**AIM OF THE EXERCISE:** Starting at the line with "What does this" in it, reproduce each line below through the last one, exactly, and include nothing else.

**RECORD LIST:**
════════════════════

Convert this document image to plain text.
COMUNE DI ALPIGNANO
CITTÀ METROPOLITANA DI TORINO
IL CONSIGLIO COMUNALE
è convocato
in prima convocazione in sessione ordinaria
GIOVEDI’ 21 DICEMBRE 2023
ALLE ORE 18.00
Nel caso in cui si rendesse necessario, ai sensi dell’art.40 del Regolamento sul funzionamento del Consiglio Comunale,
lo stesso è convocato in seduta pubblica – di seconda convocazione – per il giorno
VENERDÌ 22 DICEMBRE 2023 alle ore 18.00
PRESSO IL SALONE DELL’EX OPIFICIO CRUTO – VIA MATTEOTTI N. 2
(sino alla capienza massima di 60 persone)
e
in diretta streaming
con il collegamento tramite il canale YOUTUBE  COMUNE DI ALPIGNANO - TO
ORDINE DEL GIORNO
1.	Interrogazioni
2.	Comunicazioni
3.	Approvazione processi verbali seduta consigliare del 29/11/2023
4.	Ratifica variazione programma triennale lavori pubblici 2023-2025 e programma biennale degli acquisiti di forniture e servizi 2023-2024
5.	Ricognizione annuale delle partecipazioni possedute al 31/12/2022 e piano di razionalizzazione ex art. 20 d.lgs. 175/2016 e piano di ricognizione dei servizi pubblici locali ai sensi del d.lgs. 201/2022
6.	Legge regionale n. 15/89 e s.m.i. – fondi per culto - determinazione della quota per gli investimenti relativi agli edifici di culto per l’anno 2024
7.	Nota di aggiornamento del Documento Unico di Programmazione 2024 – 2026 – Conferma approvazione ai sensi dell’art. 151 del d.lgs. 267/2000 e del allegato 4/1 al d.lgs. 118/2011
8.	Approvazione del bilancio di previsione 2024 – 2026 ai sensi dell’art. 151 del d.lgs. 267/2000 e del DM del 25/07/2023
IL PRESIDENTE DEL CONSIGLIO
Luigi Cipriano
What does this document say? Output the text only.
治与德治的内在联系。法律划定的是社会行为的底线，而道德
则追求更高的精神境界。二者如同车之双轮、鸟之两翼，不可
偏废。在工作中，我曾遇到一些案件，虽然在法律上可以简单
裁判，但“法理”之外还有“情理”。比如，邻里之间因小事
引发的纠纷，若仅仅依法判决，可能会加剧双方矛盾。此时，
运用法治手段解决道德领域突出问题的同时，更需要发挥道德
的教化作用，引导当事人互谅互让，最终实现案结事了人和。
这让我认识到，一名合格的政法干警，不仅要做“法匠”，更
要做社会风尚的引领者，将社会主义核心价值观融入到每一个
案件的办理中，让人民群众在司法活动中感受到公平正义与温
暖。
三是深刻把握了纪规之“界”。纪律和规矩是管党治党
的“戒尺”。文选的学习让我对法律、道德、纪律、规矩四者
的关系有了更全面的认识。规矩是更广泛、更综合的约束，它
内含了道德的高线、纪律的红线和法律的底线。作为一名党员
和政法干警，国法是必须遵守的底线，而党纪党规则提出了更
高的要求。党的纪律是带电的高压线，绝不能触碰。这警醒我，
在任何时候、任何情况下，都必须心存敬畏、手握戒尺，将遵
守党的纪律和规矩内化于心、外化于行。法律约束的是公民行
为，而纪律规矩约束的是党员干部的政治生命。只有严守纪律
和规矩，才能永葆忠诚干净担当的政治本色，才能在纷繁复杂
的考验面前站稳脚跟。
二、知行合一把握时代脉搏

════════════════════

**ANSWER FOR THIS EXERCISE:**
What does this document say? Output the text only.
治与德治的内在联系。法律划定的是社会行为的底线，而道德
则追求更高的精神境界。二者如同车之双轮、鸟之两翼，不可
偏废。在工作中，我曾遇到一些案件，虽然在法律上可以简单
裁判，但“法理”之外还有“情理”。比如，邻里之间因小事
引发的纠纷，若仅仅依法判决，可能会加剧双方矛盾。此时，
运用法治手段解决道德领域突出问题的同时，更需要发挥道德
的教化作用，引导当事人互谅互让，最终实现案结事了人和。
这让我认识到，一名合格的政法干警，不仅要做“法匠”，更
要做社会风尚的引领者，将社会主义核心价值观融入到每一个
案件的办理中，让人民群众在司法活动中感受到公平正义与温
暖。
三是深刻把握了纪规之“界”。纪律和规矩是管党治党
的“戒尺”。文选的学习让我对法律、道德、纪律、规矩四者
的关系有了更全面的认识。规矩是更广泛、更综合的约束，它
内含了道德的高线、纪律的红线和法律的底线。作为一名党员
和政法干警，国法是必须遵守的底线，而党纪党规则提出了更
高的要求。党的纪律是带电的高压线，绝不能触碰。这警醒我，
在任何时候、任何情况下，都必须心存敬畏、手握戒尺，将遵
守党的纪律和规矩内化于心、外化于行。法律约束的是公民行
为，而纪律规矩约束的是党员干部的政治生命。只有严守纪律
和规矩，才能永葆忠诚干净担当的政治本色，才能在纷繁复杂
的考验面前站稳脚跟。
二、知行合一把握时代脉搏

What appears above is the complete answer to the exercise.